■ Stored rows ■
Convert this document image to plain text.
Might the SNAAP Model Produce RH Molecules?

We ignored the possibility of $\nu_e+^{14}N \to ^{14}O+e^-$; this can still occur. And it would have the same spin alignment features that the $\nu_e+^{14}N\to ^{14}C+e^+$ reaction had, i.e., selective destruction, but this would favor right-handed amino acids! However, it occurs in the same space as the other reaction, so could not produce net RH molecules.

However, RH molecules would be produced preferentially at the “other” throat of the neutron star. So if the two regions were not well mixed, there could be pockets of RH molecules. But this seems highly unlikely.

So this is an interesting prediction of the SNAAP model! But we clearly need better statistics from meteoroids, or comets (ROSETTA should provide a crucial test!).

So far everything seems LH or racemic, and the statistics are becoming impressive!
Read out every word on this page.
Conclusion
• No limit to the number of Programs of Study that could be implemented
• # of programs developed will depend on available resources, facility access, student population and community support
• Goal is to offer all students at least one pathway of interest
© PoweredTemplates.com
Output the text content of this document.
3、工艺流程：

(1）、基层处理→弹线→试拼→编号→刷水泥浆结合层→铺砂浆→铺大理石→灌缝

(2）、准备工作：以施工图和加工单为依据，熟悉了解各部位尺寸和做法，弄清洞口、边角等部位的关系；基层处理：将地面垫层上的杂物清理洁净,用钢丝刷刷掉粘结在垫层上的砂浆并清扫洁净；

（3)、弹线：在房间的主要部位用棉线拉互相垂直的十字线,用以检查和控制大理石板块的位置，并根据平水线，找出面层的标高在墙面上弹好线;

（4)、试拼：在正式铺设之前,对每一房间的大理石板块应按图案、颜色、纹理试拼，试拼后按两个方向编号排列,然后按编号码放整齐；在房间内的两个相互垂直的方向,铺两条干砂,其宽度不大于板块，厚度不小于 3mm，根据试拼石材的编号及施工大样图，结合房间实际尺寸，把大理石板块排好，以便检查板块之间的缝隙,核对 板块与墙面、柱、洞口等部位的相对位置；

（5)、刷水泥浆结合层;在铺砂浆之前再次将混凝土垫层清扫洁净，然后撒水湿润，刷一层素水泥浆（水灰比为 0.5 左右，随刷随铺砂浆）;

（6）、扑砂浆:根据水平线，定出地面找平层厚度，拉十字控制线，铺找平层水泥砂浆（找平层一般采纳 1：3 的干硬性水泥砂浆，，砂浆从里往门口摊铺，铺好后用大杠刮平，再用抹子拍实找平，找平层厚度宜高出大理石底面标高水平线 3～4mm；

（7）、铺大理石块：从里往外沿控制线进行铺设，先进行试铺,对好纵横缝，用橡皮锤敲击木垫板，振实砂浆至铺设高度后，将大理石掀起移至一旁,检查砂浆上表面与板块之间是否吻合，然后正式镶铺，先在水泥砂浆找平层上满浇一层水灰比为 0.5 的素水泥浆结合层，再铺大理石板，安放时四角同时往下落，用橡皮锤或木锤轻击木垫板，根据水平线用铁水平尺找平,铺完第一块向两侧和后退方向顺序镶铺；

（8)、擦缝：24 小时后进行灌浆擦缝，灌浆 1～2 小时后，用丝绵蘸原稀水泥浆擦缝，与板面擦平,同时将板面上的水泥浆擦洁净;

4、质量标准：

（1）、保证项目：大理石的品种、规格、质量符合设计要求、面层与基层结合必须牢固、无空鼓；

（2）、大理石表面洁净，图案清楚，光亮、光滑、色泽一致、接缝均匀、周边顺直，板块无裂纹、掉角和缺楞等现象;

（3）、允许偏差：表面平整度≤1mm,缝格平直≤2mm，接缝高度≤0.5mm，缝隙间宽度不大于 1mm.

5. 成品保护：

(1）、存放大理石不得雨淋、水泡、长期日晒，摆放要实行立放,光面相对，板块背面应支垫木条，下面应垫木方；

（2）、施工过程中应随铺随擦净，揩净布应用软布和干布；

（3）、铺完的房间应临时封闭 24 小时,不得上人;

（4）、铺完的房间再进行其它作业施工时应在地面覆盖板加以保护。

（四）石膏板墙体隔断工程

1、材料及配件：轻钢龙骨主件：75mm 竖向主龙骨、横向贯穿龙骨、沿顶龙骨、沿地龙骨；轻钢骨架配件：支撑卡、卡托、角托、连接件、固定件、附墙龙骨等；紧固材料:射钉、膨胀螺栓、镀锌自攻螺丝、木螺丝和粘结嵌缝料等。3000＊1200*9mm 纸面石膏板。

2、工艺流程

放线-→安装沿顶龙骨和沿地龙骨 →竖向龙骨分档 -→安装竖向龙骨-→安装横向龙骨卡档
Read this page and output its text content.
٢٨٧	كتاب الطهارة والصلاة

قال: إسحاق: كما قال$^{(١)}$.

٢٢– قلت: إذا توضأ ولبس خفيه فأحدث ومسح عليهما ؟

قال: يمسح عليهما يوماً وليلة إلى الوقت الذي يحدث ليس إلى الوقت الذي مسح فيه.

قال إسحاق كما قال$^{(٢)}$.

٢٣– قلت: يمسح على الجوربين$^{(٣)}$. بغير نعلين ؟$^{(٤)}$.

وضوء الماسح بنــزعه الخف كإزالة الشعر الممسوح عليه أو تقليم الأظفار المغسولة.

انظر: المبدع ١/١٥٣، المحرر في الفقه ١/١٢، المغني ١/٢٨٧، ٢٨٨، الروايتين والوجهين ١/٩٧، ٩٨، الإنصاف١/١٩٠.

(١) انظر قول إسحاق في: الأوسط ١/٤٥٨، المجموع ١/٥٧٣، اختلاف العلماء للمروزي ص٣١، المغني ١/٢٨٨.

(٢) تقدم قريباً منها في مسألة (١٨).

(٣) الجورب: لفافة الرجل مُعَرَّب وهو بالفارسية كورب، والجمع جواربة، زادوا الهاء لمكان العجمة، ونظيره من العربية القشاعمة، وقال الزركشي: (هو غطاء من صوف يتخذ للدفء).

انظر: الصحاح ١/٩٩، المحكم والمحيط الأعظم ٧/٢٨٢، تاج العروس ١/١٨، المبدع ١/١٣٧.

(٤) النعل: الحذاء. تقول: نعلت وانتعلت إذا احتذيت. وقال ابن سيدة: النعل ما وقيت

■ Set task ■
From the data above, show each line that contains "وقال".

■ Response to the task ■
(٣) الجورب: لفافة الرجل مُعَرَّب وهو بالفارسية كورب، والجمع جواربة، زادوا الهاء لمكان العجمة، ونظيره من العربية القشاعمة، وقال الزركشي: (هو غطاء من صوف يتخذ للدفء).
(٤) النعل: الحذاء. تقول: نعلت وانتعلت إذا احتذيت. وقال ابن سيدة: النعل ما وقيت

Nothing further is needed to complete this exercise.